> Exercise
Every line below that contains "образований" is to be copied.

> Dataset extract
--- BEGIN ---
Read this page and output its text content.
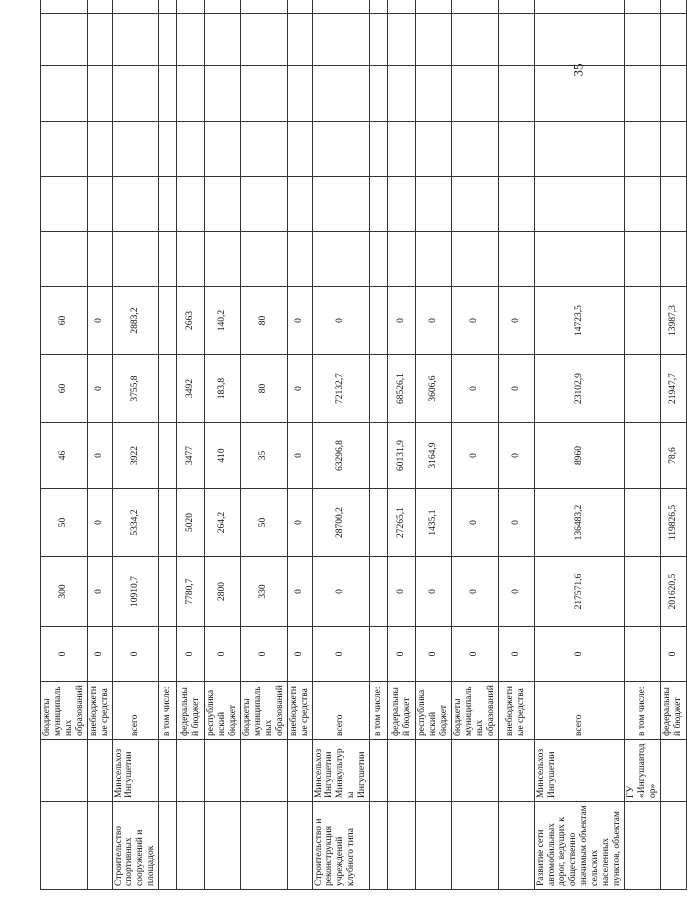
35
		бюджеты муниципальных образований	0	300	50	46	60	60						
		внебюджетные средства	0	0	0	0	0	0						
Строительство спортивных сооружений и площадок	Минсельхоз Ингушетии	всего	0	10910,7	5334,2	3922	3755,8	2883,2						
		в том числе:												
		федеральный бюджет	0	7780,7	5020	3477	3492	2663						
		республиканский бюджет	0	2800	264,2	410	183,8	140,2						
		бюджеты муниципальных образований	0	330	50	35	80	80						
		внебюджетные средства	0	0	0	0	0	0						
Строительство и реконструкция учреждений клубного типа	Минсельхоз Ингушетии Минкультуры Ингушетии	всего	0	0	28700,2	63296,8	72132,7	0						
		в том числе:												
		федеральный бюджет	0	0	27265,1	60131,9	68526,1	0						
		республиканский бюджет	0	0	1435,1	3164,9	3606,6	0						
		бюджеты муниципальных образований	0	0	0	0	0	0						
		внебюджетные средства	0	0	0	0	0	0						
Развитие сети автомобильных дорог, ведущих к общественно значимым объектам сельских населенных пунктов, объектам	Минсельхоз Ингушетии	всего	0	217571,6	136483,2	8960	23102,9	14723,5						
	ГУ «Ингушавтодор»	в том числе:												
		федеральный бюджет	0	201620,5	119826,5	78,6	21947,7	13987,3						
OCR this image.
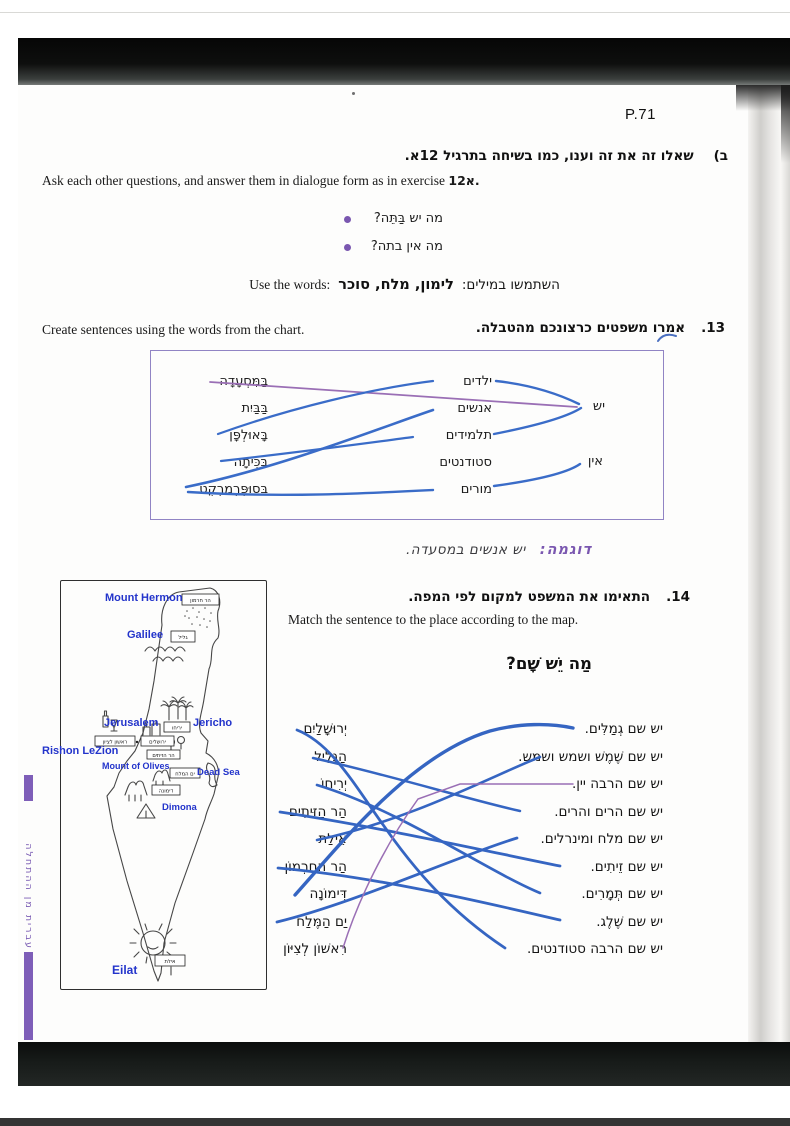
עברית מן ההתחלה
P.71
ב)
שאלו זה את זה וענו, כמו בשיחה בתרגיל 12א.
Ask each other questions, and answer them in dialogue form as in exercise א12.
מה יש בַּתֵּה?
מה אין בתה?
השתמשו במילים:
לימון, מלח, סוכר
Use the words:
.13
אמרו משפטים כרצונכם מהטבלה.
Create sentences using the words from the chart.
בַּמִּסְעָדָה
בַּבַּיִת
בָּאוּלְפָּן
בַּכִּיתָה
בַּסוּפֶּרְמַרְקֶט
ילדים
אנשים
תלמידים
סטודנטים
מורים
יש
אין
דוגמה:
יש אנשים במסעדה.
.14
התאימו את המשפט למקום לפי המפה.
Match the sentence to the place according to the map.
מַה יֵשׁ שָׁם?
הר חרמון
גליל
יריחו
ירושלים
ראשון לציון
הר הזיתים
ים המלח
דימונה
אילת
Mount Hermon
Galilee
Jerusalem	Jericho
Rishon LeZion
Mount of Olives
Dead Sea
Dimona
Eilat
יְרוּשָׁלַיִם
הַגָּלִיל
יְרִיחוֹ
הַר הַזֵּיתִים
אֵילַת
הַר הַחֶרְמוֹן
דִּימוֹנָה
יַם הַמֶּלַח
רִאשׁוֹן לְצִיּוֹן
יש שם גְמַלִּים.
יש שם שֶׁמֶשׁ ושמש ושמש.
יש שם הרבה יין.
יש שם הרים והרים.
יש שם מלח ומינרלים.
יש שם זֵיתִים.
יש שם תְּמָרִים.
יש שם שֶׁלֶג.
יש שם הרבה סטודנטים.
--- END ---
--- BEGIN ---
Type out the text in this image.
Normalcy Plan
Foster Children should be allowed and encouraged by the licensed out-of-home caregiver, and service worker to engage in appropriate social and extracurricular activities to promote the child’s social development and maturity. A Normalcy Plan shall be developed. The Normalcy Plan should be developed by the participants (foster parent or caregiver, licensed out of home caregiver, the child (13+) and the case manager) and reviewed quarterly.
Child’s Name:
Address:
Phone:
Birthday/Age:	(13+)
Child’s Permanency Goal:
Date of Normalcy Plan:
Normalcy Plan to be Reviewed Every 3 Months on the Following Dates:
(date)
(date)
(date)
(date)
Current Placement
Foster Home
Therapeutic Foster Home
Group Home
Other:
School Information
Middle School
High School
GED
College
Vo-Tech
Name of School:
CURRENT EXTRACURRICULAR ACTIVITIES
--- END ---
> Reply
		бюджеты муниципальных образований	0	300	50	46	60	60						
		бюджеты муниципальных образований	0	330	50	35	80	80						
		бюджеты муниципальных образований	0	0	0	0	0	0						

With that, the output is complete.